#### WRITTEN INSTRUCTION:
Each entry here needs to be set down again exactly, please; pictures are left out.

#### EXERCISE DATA:
· · · ·
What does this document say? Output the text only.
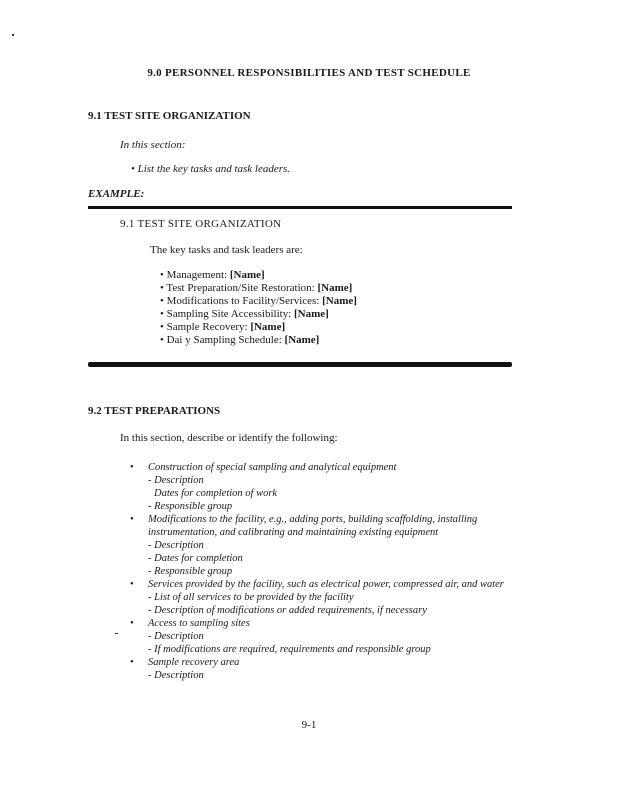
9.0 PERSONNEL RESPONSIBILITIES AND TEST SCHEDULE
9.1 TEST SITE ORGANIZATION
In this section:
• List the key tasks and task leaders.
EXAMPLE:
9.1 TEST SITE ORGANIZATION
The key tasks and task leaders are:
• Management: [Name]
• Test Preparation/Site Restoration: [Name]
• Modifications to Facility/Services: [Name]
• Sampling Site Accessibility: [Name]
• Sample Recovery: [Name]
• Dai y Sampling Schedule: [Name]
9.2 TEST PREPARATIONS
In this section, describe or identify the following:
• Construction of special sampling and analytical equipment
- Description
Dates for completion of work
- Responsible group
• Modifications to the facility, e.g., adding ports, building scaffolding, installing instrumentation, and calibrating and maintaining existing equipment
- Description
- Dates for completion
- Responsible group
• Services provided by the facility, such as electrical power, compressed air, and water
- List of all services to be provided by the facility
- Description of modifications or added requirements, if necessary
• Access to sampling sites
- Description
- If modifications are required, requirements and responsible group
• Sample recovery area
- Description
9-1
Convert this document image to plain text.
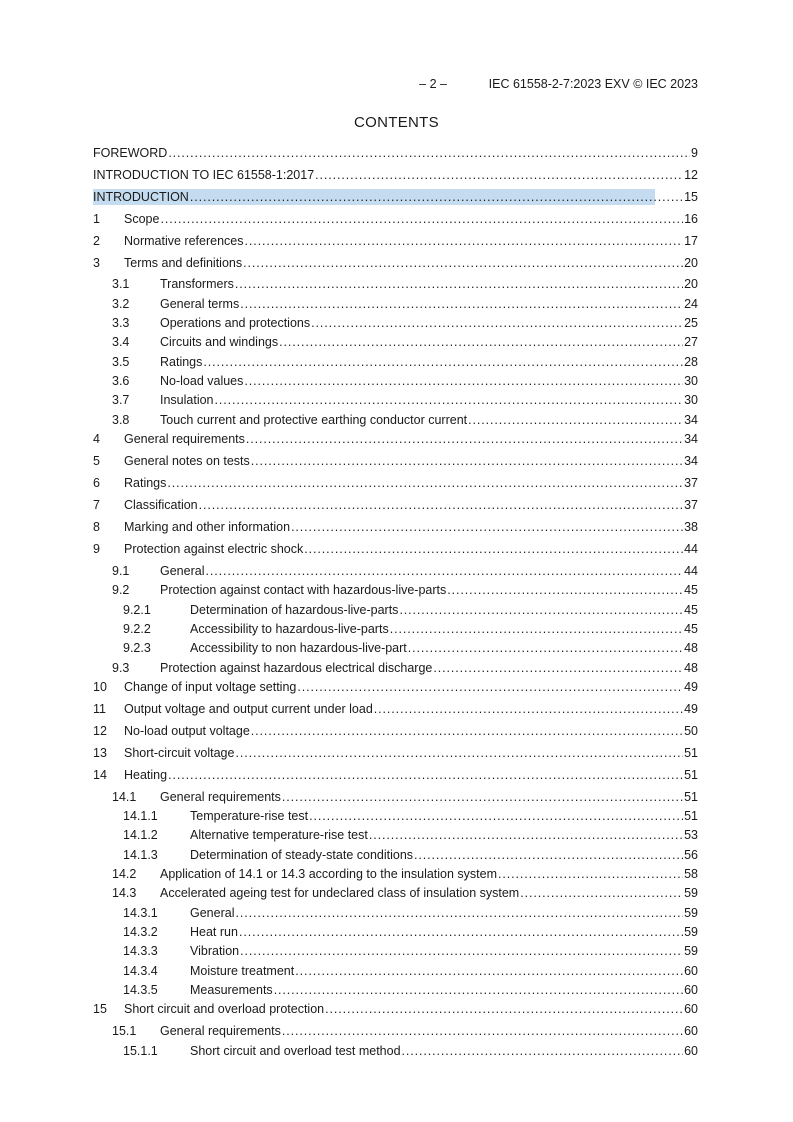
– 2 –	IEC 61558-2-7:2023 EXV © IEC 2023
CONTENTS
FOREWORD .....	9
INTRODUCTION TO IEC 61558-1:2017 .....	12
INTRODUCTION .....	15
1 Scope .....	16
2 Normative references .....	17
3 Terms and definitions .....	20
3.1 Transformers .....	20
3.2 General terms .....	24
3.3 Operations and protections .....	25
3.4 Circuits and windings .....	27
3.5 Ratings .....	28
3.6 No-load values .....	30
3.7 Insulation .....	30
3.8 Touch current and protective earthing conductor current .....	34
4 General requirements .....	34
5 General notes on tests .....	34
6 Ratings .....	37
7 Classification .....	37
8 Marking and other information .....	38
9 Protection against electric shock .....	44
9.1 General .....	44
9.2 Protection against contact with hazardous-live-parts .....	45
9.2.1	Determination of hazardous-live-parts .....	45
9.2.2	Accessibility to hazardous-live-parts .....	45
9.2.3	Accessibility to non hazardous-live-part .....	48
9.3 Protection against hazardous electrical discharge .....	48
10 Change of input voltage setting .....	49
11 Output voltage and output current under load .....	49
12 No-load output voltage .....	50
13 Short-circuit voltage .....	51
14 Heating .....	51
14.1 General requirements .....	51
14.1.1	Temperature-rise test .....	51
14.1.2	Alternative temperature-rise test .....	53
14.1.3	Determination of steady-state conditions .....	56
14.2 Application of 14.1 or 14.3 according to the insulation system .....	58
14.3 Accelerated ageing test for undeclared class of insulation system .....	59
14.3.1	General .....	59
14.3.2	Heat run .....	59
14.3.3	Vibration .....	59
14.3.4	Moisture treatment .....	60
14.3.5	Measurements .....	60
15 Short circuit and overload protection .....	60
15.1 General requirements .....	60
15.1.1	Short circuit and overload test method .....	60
· · · ·
#### SOLUTION TO THIS PROBLEM:
What does this document say? Output the text only.
9.0 PERSONNEL RESPONSIBILITIES AND TEST SCHEDULE
9.1 TEST SITE ORGANIZATION
In this section:
• List the key tasks and task leaders.
EXAMPLE:
9.1 TEST SITE ORGANIZATION
The key tasks and task leaders are:
• Management: [Name]
• Test Preparation/Site Restoration: [Name]
• Modifications to Facility/Services: [Name]
• Sampling Site Accessibility: [Name]
• Sample Recovery: [Name]
• Dai y Sampling Schedule: [Name]
9.2 TEST PREPARATIONS
In this section, describe or identify the following:
• Construction of special sampling and analytical equipment
- Description
Dates for completion of work
- Responsible group
• Modifications to the facility, e.g., adding ports, building scaffolding, installing instrumentation, and calibrating and maintaining existing equipment
- Description
- Dates for completion
- Responsible group
• Services provided by the facility, such as electrical power, compressed air, and water
- List of all services to be provided by the facility
- Description of modifications or added requirements, if necessary
• Access to sampling sites
- Description
- If modifications are required, requirements and responsible group
• Sample recovery area
- Description
9-1
Convert this document image to plain text.
– 2 –	IEC 61558-2-7:2023 EXV © IEC 2023
CONTENTS
FOREWORD .....	9
INTRODUCTION TO IEC 61558-1:2017 .....	12
INTRODUCTION .....	15
1 Scope .....	16
2 Normative references .....	17
3 Terms and definitions .....	20
3.1 Transformers .....	20
3.2 General terms .....	24
3.3 Operations and protections .....	25
3.4 Circuits and windings .....	27
3.5 Ratings .....	28
3.6 No-load values .....	30
3.7 Insulation .....	30
3.8 Touch current and protective earthing conductor current .....	34
4 General requirements .....	34
5 General notes on tests .....	34
6 Ratings .....	37
7 Classification .....	37
8 Marking and other information .....	38
9 Protection against electric shock .....	44
9.1 General .....	44
9.2 Protection against contact with hazardous-live-parts .....	45
9.2.1	Determination of hazardous-live-parts .....	45
9.2.2	Accessibility to hazardous-live-parts .....	45
9.2.3	Accessibility to non hazardous-live-part .....	48
9.3 Protection against hazardous electrical discharge .....	48
10 Change of input voltage setting .....	49
11 Output voltage and output current under load .....	49
12 No-load output voltage .....	50
13 Short-circuit voltage .....	51
14 Heating .....	51
14.1 General requirements .....	51
14.1.1	Temperature-rise test .....	51
14.1.2	Alternative temperature-rise test .....	53
14.1.3	Determination of steady-state conditions .....	56
14.2 Application of 14.1 or 14.3 according to the insulation system .....	58
14.3 Accelerated ageing test for undeclared class of insulation system .....	59
14.3.1	General .....	59
14.3.2	Heat run .....	59
14.3.3	Vibration .....	59
14.3.4	Moisture treatment .....	60
14.3.5	Measurements .....	60
15 Short circuit and overload protection .....	60
15.1 General requirements .....	60
15.1.1	Short circuit and overload test method .....	60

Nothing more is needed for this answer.